Nas linhas que vão da linha com "annotate this image: element" até a linha com "mini-square: ♕ bbox=[521, 156, 531, 167]", substitua "move-dot" por "move-point" e reproduza apenas essas linhas sem nenhuma outra alteração. Deixe as imagens de fora da resposta.

- Linhas fornecidas
***
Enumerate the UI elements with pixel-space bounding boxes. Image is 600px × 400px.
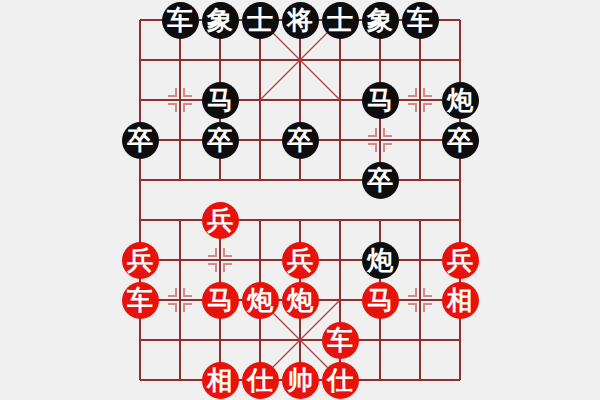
***
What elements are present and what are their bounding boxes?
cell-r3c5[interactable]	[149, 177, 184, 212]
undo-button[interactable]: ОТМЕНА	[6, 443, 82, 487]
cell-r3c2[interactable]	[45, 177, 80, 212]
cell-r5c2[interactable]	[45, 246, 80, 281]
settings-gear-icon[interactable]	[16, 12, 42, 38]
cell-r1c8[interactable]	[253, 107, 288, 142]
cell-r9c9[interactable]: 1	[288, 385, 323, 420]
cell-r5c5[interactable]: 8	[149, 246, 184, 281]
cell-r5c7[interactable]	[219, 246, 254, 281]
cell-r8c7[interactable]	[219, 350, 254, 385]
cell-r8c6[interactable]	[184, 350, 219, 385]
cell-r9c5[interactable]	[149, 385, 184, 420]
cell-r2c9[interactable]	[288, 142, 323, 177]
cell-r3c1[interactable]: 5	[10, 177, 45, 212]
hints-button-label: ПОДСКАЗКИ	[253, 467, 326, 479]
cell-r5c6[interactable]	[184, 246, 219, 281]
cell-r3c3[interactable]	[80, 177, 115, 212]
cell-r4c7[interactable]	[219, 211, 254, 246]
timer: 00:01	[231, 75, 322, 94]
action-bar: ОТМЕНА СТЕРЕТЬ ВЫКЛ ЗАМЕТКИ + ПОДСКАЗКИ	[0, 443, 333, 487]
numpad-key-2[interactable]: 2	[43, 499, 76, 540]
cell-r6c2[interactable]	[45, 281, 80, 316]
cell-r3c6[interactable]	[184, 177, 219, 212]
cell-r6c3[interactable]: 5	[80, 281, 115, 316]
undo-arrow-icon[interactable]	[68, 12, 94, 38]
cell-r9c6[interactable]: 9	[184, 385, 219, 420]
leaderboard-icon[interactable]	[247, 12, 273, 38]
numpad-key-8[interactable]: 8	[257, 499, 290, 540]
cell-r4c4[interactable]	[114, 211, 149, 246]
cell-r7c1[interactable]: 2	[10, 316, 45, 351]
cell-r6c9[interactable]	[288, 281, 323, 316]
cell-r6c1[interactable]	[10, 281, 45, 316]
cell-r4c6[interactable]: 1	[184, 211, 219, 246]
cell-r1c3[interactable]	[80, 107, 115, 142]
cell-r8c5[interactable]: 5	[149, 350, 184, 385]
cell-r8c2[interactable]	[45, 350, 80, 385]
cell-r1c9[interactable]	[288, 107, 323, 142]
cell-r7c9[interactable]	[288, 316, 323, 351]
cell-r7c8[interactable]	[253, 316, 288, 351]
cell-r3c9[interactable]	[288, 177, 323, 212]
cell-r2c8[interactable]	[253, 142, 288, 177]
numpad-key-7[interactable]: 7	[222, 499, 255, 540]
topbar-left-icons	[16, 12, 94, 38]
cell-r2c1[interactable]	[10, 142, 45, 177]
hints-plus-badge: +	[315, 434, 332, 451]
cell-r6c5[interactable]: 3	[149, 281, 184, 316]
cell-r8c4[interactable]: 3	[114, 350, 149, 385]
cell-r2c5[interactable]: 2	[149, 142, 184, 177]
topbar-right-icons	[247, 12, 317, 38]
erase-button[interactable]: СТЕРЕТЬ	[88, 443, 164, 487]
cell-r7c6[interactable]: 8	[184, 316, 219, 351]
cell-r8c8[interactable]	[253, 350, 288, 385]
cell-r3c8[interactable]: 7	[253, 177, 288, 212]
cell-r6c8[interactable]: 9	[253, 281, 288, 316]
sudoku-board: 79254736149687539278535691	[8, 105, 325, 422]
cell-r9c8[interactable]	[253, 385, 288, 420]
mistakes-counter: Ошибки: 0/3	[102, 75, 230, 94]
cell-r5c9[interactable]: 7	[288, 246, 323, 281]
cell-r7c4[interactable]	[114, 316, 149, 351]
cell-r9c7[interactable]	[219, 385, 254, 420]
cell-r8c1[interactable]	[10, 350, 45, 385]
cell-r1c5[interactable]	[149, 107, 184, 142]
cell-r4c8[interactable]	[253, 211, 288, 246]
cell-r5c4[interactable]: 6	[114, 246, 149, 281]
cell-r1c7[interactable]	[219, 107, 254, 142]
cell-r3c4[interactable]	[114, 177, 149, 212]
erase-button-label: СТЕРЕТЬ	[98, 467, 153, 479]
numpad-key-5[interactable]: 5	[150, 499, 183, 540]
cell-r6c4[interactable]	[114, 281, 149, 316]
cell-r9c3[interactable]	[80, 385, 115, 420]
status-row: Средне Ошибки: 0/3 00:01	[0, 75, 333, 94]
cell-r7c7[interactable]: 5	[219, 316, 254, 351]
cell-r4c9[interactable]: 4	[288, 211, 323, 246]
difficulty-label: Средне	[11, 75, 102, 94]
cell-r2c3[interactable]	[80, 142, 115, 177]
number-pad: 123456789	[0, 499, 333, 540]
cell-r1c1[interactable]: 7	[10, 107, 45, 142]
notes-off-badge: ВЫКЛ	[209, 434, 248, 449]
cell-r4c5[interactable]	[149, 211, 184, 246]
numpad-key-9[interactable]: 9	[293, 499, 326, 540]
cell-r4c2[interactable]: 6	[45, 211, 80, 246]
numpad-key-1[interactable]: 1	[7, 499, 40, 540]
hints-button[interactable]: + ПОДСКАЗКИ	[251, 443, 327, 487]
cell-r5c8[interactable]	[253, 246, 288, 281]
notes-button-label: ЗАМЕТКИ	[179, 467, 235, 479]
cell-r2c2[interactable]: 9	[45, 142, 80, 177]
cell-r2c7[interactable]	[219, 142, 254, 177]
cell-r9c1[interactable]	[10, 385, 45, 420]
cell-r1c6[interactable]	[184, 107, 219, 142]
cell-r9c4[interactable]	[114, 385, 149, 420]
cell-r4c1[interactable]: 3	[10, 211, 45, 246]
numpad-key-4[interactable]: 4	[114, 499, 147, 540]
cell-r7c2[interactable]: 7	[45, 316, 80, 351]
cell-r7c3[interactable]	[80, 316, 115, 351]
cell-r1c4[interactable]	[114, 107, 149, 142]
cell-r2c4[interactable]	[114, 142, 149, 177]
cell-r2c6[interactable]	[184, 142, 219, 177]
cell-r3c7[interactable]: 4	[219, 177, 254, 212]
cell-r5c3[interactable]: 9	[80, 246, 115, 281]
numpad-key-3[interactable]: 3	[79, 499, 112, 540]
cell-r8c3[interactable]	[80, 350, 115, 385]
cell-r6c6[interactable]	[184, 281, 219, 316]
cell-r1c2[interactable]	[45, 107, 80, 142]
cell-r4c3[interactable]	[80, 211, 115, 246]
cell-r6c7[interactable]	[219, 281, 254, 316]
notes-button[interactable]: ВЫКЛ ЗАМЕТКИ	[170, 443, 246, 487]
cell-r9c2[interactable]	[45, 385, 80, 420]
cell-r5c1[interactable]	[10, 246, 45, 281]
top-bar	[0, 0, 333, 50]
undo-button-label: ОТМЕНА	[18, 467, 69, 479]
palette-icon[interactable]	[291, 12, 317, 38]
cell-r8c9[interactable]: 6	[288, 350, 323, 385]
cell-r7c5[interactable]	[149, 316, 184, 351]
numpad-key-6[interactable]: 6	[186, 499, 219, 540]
***
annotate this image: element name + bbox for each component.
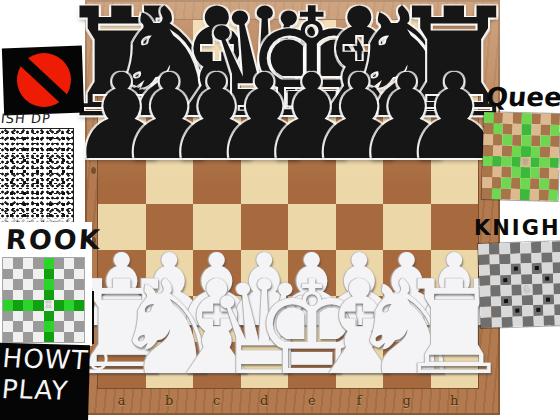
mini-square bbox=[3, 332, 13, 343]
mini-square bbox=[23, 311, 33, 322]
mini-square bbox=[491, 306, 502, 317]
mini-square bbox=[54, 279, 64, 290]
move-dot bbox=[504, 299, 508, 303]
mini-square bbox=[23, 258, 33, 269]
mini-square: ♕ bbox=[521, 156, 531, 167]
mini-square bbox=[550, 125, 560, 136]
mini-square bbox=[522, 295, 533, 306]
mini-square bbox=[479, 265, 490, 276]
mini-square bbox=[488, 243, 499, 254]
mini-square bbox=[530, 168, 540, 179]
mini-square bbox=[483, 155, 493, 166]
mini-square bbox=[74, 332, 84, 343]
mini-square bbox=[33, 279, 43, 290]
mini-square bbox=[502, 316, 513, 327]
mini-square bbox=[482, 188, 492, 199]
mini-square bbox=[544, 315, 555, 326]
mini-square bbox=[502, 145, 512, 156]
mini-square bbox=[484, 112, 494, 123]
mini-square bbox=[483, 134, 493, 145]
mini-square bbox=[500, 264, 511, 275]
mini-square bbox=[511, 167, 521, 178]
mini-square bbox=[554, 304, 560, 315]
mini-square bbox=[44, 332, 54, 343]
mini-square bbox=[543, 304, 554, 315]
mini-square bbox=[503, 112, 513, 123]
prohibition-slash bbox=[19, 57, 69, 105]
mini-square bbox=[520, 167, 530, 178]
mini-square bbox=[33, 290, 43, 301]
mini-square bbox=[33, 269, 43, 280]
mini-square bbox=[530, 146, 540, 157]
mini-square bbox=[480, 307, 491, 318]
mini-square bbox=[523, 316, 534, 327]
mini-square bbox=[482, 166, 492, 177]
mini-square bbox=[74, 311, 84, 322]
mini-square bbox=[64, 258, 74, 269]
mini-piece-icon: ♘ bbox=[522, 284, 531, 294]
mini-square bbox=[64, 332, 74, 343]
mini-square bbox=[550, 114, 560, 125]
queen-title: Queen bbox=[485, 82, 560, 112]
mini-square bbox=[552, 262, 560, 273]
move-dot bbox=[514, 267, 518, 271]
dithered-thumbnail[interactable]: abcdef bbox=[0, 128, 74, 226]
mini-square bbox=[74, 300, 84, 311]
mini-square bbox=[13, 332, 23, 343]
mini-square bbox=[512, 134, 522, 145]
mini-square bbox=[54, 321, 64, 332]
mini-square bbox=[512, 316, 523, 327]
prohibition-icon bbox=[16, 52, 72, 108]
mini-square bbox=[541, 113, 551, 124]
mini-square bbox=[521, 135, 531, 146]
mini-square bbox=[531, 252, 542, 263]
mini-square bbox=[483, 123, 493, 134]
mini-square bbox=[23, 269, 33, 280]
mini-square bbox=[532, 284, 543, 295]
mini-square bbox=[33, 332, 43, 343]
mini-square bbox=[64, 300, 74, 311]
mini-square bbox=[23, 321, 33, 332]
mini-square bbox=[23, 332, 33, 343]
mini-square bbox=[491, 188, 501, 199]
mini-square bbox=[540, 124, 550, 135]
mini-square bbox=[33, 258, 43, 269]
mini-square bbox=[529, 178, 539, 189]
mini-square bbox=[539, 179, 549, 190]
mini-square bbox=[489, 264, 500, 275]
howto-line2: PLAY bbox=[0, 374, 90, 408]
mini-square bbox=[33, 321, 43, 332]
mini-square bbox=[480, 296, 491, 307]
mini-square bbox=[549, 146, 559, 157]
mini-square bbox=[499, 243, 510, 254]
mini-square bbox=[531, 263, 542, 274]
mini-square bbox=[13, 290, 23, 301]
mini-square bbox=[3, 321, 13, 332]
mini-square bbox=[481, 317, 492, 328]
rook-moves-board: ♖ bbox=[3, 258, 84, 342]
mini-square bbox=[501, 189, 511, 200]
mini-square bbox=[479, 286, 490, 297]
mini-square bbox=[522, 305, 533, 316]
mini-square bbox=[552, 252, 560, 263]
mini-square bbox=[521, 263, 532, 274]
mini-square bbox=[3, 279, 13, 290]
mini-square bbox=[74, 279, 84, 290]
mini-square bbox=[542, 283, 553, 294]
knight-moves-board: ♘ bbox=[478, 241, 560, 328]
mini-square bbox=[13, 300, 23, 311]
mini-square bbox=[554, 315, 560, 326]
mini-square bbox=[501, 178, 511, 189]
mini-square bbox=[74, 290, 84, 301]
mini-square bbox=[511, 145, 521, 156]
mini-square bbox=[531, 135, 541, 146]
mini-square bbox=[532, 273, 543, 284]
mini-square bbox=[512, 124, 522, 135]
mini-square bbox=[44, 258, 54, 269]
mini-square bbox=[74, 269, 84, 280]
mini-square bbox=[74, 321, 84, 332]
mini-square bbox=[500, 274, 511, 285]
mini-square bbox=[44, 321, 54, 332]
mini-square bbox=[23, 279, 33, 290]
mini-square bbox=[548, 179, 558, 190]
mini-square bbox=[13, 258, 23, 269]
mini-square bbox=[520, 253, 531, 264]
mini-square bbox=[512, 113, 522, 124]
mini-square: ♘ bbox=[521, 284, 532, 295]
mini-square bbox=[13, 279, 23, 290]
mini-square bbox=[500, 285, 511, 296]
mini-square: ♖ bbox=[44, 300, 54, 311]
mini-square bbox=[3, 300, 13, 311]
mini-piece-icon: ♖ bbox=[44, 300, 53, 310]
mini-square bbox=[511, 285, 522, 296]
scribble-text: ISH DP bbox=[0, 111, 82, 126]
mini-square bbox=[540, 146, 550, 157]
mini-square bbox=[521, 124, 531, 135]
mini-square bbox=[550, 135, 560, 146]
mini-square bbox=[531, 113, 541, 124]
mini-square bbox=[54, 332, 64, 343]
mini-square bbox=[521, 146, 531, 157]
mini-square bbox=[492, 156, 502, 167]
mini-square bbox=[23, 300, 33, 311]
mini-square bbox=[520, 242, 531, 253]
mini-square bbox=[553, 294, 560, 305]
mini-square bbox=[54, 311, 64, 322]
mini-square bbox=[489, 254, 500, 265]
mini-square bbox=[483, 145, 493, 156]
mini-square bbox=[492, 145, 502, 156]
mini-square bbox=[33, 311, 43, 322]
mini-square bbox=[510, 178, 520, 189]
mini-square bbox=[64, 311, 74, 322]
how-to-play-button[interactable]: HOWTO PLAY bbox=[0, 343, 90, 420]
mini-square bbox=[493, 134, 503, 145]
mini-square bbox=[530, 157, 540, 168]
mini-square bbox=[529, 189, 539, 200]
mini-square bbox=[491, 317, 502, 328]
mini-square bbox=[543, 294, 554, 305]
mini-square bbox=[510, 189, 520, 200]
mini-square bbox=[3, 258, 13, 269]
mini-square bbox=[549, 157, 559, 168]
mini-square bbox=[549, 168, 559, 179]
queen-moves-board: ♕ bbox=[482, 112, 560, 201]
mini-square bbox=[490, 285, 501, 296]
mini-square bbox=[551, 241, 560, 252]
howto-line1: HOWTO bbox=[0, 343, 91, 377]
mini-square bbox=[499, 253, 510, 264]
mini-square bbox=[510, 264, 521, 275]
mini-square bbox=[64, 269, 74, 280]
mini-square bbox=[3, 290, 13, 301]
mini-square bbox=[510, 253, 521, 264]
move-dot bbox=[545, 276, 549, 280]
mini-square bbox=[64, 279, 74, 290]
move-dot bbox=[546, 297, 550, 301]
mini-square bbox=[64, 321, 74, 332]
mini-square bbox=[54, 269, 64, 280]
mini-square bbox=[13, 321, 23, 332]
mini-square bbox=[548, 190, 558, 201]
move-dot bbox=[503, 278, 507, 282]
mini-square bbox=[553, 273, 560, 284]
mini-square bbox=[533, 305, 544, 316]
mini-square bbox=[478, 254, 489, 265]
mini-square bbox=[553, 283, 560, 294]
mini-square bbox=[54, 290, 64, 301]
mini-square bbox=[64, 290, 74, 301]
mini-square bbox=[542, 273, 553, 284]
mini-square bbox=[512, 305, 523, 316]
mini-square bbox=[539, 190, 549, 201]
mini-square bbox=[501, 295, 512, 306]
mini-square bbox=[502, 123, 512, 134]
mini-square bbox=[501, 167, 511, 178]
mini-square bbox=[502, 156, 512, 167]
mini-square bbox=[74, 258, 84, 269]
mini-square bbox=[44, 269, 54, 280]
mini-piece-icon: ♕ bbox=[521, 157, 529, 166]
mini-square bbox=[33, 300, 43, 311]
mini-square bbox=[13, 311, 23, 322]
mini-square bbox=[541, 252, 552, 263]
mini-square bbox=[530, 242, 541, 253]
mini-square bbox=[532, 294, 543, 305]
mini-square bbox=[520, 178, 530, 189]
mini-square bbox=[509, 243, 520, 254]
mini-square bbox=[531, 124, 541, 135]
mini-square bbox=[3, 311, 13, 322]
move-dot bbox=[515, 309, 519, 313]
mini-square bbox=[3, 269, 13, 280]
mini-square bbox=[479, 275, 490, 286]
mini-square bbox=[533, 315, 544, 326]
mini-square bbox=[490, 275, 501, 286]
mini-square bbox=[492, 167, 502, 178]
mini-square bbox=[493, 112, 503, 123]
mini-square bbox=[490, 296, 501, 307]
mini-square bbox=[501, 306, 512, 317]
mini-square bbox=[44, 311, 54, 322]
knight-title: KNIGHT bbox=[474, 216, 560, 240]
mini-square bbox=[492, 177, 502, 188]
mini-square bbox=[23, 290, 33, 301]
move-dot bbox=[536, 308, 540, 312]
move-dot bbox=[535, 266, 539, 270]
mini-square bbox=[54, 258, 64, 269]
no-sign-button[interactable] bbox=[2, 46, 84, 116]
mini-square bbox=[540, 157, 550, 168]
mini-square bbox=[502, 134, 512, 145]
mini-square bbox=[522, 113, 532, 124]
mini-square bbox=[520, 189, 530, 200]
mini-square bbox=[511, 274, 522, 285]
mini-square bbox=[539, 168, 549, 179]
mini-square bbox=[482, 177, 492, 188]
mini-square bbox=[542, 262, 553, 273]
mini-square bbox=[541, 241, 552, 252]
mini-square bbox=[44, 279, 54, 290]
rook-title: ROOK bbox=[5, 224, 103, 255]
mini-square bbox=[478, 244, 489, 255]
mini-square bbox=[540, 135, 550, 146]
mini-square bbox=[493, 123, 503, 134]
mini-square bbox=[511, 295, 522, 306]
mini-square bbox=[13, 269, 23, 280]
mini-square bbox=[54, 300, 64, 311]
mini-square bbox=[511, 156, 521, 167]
***
- Resultado do exercício
annotate this image: element name + bbox for each component.
mini-square bbox=[3, 332, 13, 343]
mini-square bbox=[23, 311, 33, 322]
mini-square bbox=[491, 306, 502, 317]
mini-square bbox=[54, 279, 64, 290]
move-point bbox=[504, 299, 508, 303]
mini-square bbox=[23, 258, 33, 269]
mini-square: ♕ bbox=[521, 156, 531, 167]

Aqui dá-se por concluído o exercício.